### Task prompt:
Every entry below must be repeated exactly; skip the pictures.
___ Input data
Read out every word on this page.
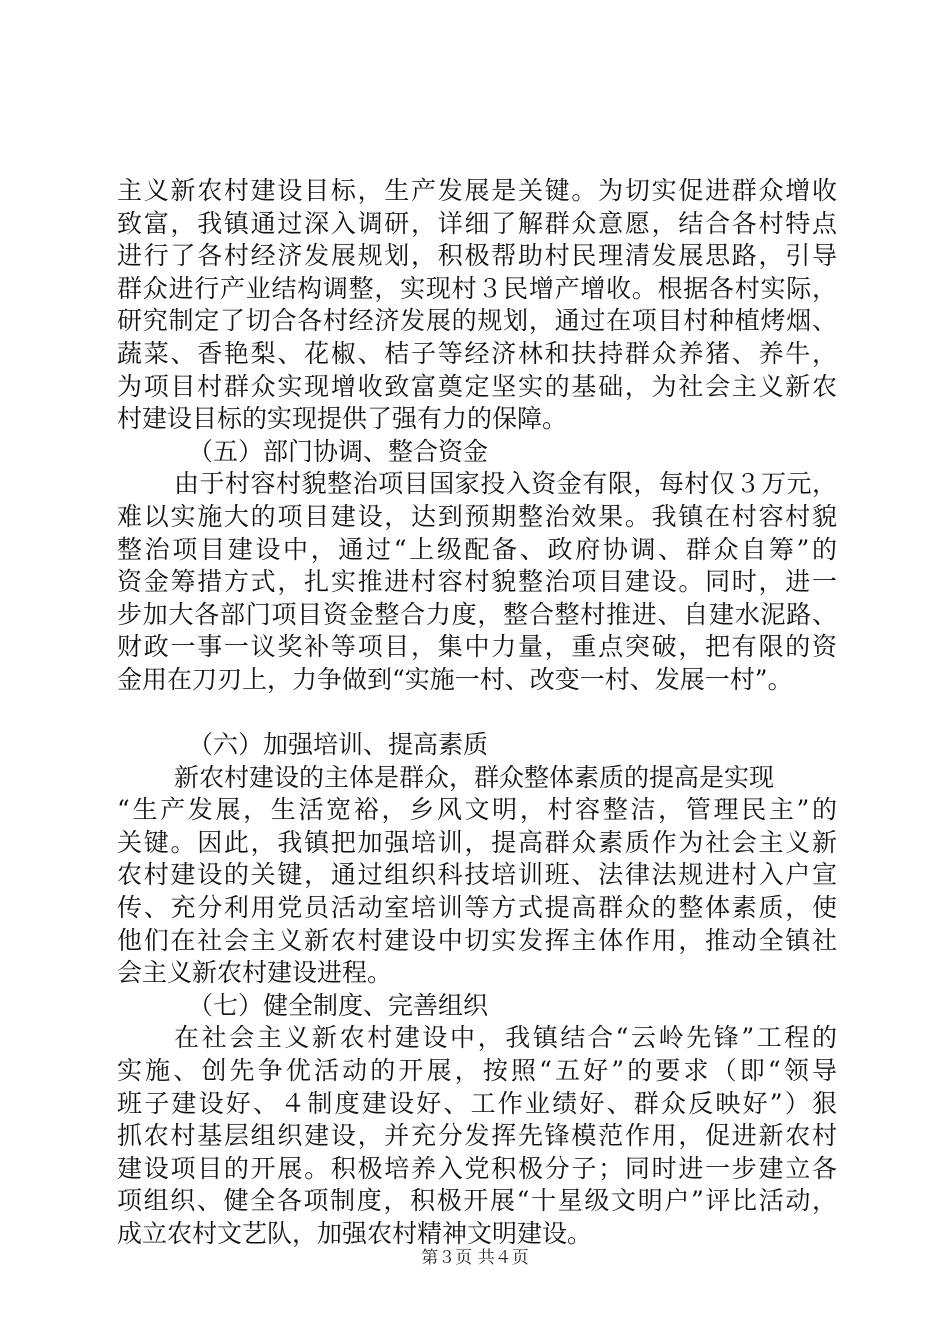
主义新农村建设目标，生产发展是关键。为切实促进群众增收
致富，我镇通过深入调研，详细了解群众意愿，结合各村特点
进行了各村经济发展规划，积极帮助村民理清发展思路，引导
群众进行产业结构调整，实现村３民增产增收。根据各村实际，
研究制定了切合各村经济发展的规划，通过在项目村种植烤烟、
蔬菜、香艳梨、花椒、桔子等经济林和扶持群众养猪、养牛，
为项目村群众实现增收致富奠定坚实的基础，为社会主义新农
村建设目标的实现提供了强有力的保障。
（五）部门协调、整合资金
由于村容村貌整治项目国家投入资金有限，每村仅３万元，
难以实施大的项目建设，达到预期整治效果。我镇在村容村貌
整治项目建设中，通过“上级配备、政府协调、群众自筹”的
资金筹措方式，扎实推进村容村貌整治项目建设。同时，进一
步加大各部门项目资金整合力度，整合整村推进、自建水泥路、
财政一事一议奖补等项目，集中力量，重点突破，把有限的资
金用在刀刃上，力争做到“实施一村、改变一村、发展一村”。
（六）加强培训、提高素质
新农村建设的主体是群众，群众整体素质的提高是实现
“生产发展，生活宽裕，乡风文明，村容整洁，管理民主”的
关键。因此，我镇把加强培训，提高群众素质作为社会主义新
农村建设的关键，通过组织科技培训班、法律法规进村入户宣
传、充分利用党员活动室培训等方式提高群众的整体素质，使
他们在社会主义新农村建设中切实发挥主体作用，推动全镇社
会主义新农村建设进程。
（七）健全制度、完善组织
在社会主义新农村建设中，我镇结合“云岭先锋”工程的
实施、创先争优活动的开展，按照“五好”的要求（即“领导
班子建设好、４制度建设好、工作业绩好、群众反映好”）狠
抓农村基层组织建设，并充分发挥先锋模范作用，促进新农村
建设项目的开展。积极培养入党积极分子；同时进一步建立各
项组织、健全各项制度，积极开展“十星级文明户”评比活动，
成立农村文艺队，加强农村精神文明建设。
第３页 共４页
______
### Output for this task:
Read out every word on this page.
主义新农村建设目标，生产发展是关键。为切实促进群众增收
致富，我镇通过深入调研，详细了解群众意愿，结合各村特点
进行了各村经济发展规划，积极帮助村民理清发展思路，引导
群众进行产业结构调整，实现村３民增产增收。根据各村实际，
研究制定了切合各村经济发展的规划，通过在项目村种植烤烟、
蔬菜、香艳梨、花椒、桔子等经济林和扶持群众养猪、养牛，
为项目村群众实现增收致富奠定坚实的基础，为社会主义新农
村建设目标的实现提供了强有力的保障。
（五）部门协调、整合资金
由于村容村貌整治项目国家投入资金有限，每村仅３万元，
难以实施大的项目建设，达到预期整治效果。我镇在村容村貌
整治项目建设中，通过“上级配备、政府协调、群众自筹”的
资金筹措方式，扎实推进村容村貌整治项目建设。同时，进一
步加大各部门项目资金整合力度，整合整村推进、自建水泥路、
财政一事一议奖补等项目，集中力量，重点突破，把有限的资
金用在刀刃上，力争做到“实施一村、改变一村、发展一村”。
（六）加强培训、提高素质
新农村建设的主体是群众，群众整体素质的提高是实现
“生产发展，生活宽裕，乡风文明，村容整洁，管理民主”的
关键。因此，我镇把加强培训，提高群众素质作为社会主义新
农村建设的关键，通过组织科技培训班、法律法规进村入户宣
传、充分利用党员活动室培训等方式提高群众的整体素质，使
他们在社会主义新农村建设中切实发挥主体作用，推动全镇社
会主义新农村建设进程。
（七）健全制度、完善组织
在社会主义新农村建设中，我镇结合“云岭先锋”工程的
实施、创先争优活动的开展，按照“五好”的要求（即“领导
班子建设好、４制度建设好、工作业绩好、群众反映好”）狠
抓农村基层组织建设，并充分发挥先锋模范作用，促进新农村
建设项目的开展。积极培养入党积极分子；同时进一步建立各
项组织、健全各项制度，积极开展“十星级文明户”评比活动，
成立农村文艺队，加强农村精神文明建设。
第３页 共４页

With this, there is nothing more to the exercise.